__Problem statement__: Reproduce the listing that follows with no differences at all.

__Records for this exercise__:
· · · · ·

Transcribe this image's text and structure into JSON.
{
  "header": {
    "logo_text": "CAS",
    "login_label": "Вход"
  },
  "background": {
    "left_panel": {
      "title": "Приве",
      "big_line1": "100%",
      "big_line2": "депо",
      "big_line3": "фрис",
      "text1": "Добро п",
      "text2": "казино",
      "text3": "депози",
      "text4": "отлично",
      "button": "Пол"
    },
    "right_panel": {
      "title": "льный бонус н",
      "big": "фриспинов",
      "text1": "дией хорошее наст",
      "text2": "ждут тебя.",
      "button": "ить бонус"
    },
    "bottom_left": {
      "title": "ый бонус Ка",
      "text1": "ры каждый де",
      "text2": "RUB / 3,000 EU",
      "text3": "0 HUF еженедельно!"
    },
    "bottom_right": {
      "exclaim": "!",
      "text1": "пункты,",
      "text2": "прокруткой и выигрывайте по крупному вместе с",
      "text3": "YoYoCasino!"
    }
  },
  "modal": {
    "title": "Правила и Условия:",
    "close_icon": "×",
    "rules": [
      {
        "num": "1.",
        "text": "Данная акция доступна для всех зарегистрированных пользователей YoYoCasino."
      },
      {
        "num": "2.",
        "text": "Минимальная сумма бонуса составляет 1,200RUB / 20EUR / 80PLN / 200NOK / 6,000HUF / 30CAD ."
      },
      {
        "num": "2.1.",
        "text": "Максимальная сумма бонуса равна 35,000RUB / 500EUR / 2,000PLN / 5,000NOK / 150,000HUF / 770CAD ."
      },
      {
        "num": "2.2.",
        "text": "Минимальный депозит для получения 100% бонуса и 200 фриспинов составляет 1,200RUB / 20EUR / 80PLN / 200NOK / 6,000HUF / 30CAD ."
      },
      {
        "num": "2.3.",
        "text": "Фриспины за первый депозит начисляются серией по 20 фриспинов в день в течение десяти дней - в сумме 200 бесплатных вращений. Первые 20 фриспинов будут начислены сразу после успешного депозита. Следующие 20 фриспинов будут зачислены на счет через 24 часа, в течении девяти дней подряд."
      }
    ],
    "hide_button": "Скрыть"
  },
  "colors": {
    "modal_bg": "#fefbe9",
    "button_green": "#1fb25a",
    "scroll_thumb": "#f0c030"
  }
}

· · · · ·

__Solution to this task__:
Transcribe this image's text and structure into JSON.
{
  "header": {
    "logo_text": "CAS",
    "login_label": "Вход"
  },
  "background": {
    "left_panel": {
      "title": "Приве",
      "big_line1": "100%",
      "big_line2": "депо",
      "big_line3": "фрис",
      "text1": "Добро п",
      "text2": "казино",
      "text3": "депози",
      "text4": "отлично",
      "button": "Пол"
    },
    "right_panel": {
      "title": "льный бонус н",
      "big": "фриспинов",
      "text1": "дией хорошее наст",
      "text2": "ждут тебя.",
      "button": "ить бонус"
    },
    "bottom_left": {
      "title": "ый бонус Ка",
      "text1": "ры каждый де",
      "text2": "RUB / 3,000 EU",
      "text3": "0 HUF еженедельно!"
    },
    "bottom_right": {
      "exclaim": "!",
      "text1": "пункты,",
      "text2": "прокруткой и выигрывайте по крупному вместе с",
      "text3": "YoYoCasino!"
    }
  },
  "modal": {
    "title": "Правила и Условия:",
    "close_icon": "×",
    "rules": [
      {
        "num": "1.",
        "text": "Данная акция доступна для всех зарегистрированных пользователей YoYoCasino."
      },
      {
        "num": "2.",
        "text": "Минимальная сумма бонуса составляет 1,200RUB / 20EUR / 80PLN / 200NOK / 6,000HUF / 30CAD ."
      },
      {
        "num": "2.1.",
        "text": "Максимальная сумма бонуса равна 35,000RUB / 500EUR / 2,000PLN / 5,000NOK / 150,000HUF / 770CAD ."
      },
      {
        "num": "2.2.",
        "text": "Минимальный депозит для получения 100% бонуса и 200 фриспинов составляет 1,200RUB / 20EUR / 80PLN / 200NOK / 6,000HUF / 30CAD ."
      },
      {
        "num": "2.3.",
        "text": "Фриспины за первый депозит начисляются серией по 20 фриспинов в день в течение десяти дней - в сумме 200 бесплатных вращений. Первые 20 фриспинов будут начислены сразу после успешного депозита. Следующие 20 фриспинов будут зачислены на счет через 24 часа, в течении девяти дней подряд."
      }
    ],
    "hide_button": "Скрыть"
  },
  "colors": {
    "modal_bg": "#fefbe9",
    "button_green": "#1fb25a",
    "scroll_thumb": "#f0c030"
  }
}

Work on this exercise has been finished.